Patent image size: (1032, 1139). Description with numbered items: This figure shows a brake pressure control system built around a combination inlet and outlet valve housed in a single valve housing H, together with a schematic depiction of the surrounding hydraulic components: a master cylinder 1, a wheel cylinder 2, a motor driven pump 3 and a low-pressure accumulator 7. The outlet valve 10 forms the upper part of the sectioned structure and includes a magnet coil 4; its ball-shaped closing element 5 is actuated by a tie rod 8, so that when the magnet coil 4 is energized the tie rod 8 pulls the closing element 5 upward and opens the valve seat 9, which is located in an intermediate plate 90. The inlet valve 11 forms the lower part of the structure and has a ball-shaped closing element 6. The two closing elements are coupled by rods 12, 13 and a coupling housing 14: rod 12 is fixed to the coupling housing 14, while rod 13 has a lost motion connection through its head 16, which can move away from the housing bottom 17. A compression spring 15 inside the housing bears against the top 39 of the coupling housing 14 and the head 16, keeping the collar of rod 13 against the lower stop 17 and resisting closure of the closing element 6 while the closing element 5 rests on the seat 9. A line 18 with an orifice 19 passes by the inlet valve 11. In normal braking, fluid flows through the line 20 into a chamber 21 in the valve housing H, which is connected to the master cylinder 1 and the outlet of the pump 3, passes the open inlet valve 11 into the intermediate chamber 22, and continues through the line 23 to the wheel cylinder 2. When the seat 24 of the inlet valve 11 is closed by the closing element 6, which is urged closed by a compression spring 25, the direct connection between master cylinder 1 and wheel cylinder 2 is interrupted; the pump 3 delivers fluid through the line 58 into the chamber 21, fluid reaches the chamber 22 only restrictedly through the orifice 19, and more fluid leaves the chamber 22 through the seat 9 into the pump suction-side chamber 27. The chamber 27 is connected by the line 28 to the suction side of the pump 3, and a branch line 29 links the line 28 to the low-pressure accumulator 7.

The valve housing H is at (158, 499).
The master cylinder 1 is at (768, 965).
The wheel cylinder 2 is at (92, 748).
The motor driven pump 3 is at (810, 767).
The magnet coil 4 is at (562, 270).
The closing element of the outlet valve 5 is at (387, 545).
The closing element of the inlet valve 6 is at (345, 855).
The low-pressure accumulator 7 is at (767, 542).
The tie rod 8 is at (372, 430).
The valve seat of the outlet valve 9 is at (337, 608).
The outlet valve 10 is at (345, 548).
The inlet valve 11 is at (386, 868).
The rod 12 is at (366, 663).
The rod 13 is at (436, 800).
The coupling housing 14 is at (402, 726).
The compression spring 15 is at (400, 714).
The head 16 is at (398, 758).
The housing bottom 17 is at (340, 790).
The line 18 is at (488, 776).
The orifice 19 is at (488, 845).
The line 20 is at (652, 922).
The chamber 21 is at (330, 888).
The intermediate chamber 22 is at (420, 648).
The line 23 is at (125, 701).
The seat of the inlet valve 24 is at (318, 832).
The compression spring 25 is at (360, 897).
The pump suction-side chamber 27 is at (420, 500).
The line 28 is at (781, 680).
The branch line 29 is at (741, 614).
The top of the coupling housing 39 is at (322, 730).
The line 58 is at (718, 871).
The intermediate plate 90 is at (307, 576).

○ ○ ○

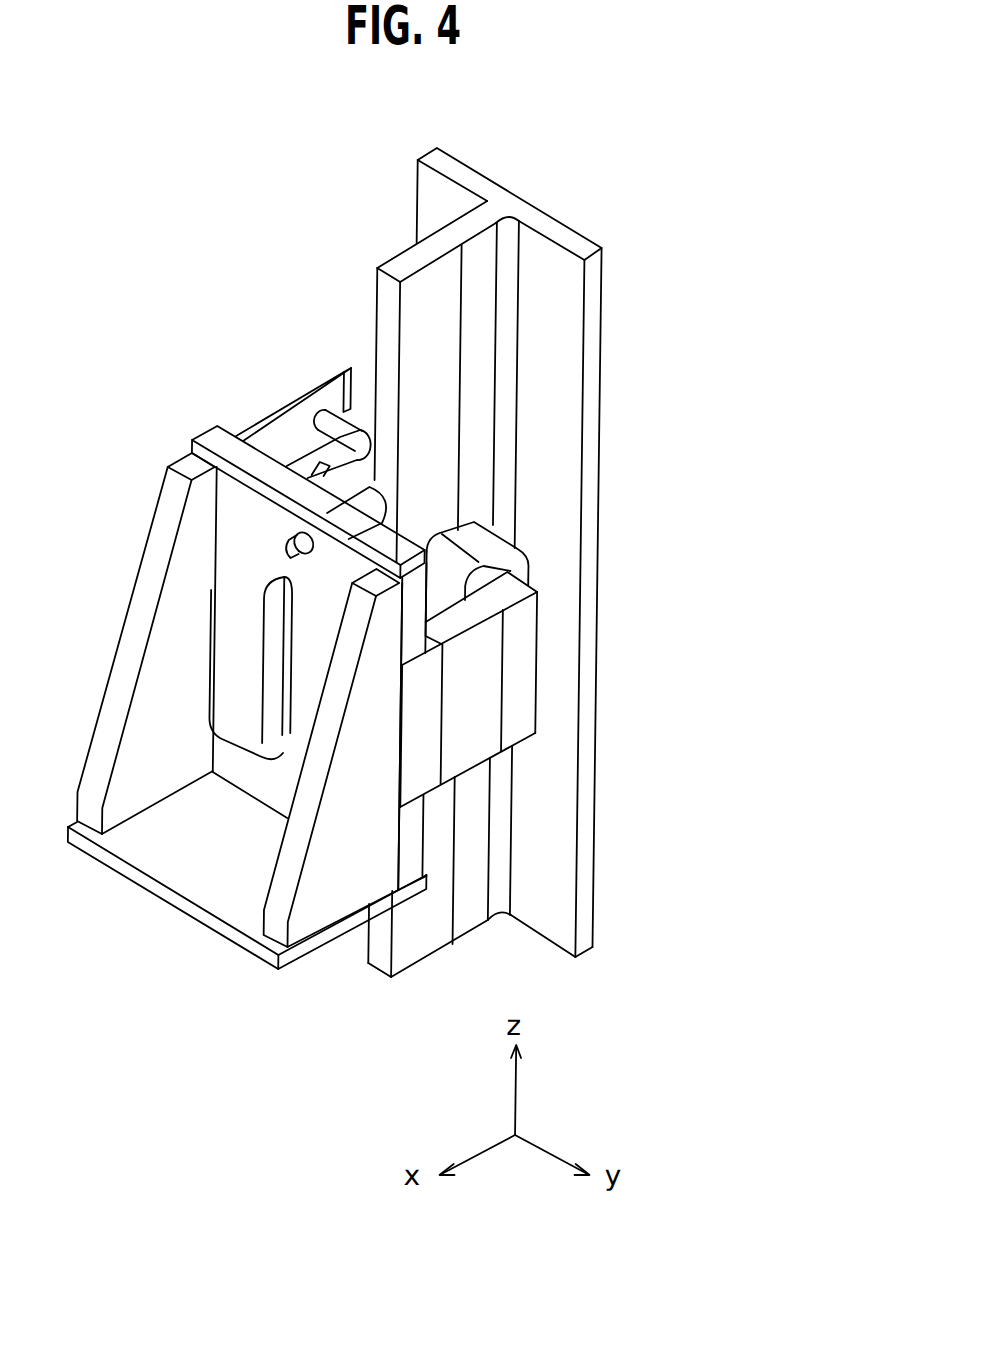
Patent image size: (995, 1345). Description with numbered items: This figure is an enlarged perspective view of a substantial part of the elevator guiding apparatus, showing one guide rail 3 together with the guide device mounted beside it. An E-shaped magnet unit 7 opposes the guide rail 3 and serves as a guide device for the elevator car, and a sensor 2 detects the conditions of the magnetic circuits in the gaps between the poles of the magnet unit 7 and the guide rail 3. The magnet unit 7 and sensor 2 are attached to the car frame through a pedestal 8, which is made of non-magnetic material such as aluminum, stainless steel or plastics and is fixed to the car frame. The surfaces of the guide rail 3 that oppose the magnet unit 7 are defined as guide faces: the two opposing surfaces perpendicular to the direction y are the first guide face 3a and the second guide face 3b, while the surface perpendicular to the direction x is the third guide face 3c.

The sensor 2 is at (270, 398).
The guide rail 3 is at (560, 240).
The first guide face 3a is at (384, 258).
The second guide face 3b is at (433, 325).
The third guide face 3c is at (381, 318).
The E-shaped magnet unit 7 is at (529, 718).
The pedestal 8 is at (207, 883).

○ ○ ○

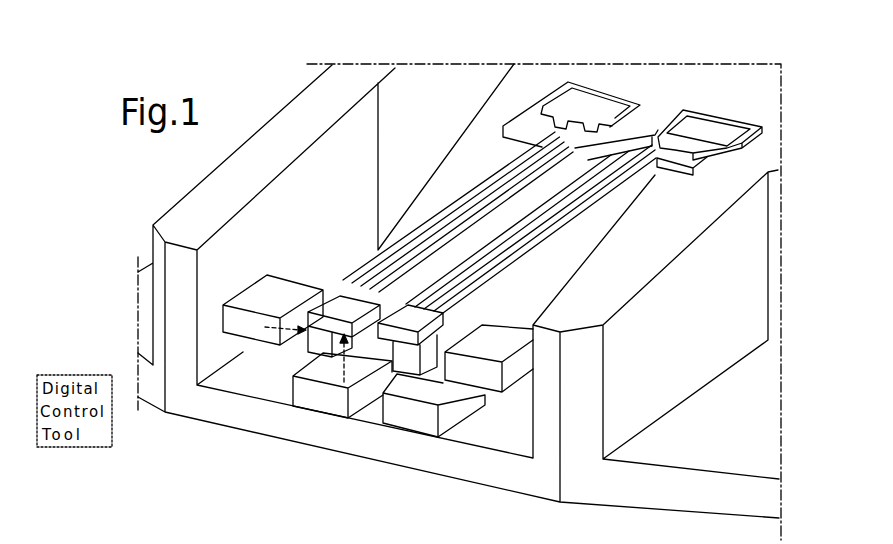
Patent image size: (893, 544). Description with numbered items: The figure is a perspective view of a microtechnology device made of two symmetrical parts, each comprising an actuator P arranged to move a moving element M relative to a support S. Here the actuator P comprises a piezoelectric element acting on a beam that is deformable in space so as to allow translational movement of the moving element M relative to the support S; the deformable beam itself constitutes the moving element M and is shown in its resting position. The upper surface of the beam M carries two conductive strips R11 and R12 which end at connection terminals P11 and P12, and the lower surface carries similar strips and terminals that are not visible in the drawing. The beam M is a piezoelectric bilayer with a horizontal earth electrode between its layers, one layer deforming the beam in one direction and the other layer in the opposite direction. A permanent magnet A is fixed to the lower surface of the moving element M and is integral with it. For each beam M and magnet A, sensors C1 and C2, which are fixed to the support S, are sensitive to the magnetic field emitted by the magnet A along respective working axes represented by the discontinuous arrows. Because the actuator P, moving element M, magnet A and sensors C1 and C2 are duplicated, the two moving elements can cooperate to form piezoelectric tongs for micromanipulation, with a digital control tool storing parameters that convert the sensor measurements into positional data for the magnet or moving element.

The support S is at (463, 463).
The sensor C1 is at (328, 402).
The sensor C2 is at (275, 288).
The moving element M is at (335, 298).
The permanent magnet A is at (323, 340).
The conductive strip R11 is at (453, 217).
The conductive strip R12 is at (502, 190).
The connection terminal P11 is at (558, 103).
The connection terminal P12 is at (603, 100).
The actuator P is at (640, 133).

○ ○ ○

• _Problem to work on_:
Please substitute "lift" for "elevator" in the rows that begin at the line containing "Patent image size: (995, 1345)." and end at the line containing "The pedestal 8 is at (207, 883).", and give those rows again with nothing else changed.

• _Solution to the problem_:
Patent image size: (995, 1345). Description with numbered items: This figure is an enlarged perspective view of a substantial part of the lift guiding apparatus, showing one guide rail 3 together with the guide device mounted beside it. An E-shaped magnet unit 7 opposes the guide rail 3 and serves as a guide device for the lift car, and a sensor 2 detects the conditions of the magnetic circuits in the gaps between the poles of the magnet unit 7 and the guide rail 3. The magnet unit 7 and sensor 2 are attached to the car frame through a pedestal 8, which is made of non-magnetic material such as aluminum, stainless steel or plastics and is fixed to the car frame. The surfaces of the guide rail 3 that oppose the magnet unit 7 are defined as guide faces: the two opposing surfaces perpendicular to the direction y are the first guide face 3a and the second guide face 3b, while the surface perpendicular to the direction x is the third guide face 3c.

The sensor 2 is at (270, 398).
The guide rail 3 is at (560, 240).
The first guide face 3a is at (384, 258).
The second guide face 3b is at (433, 325).
The third guide face 3c is at (381, 318).
The E-shaped magnet unit 7 is at (529, 718).
The pedestal 8 is at (207, 883).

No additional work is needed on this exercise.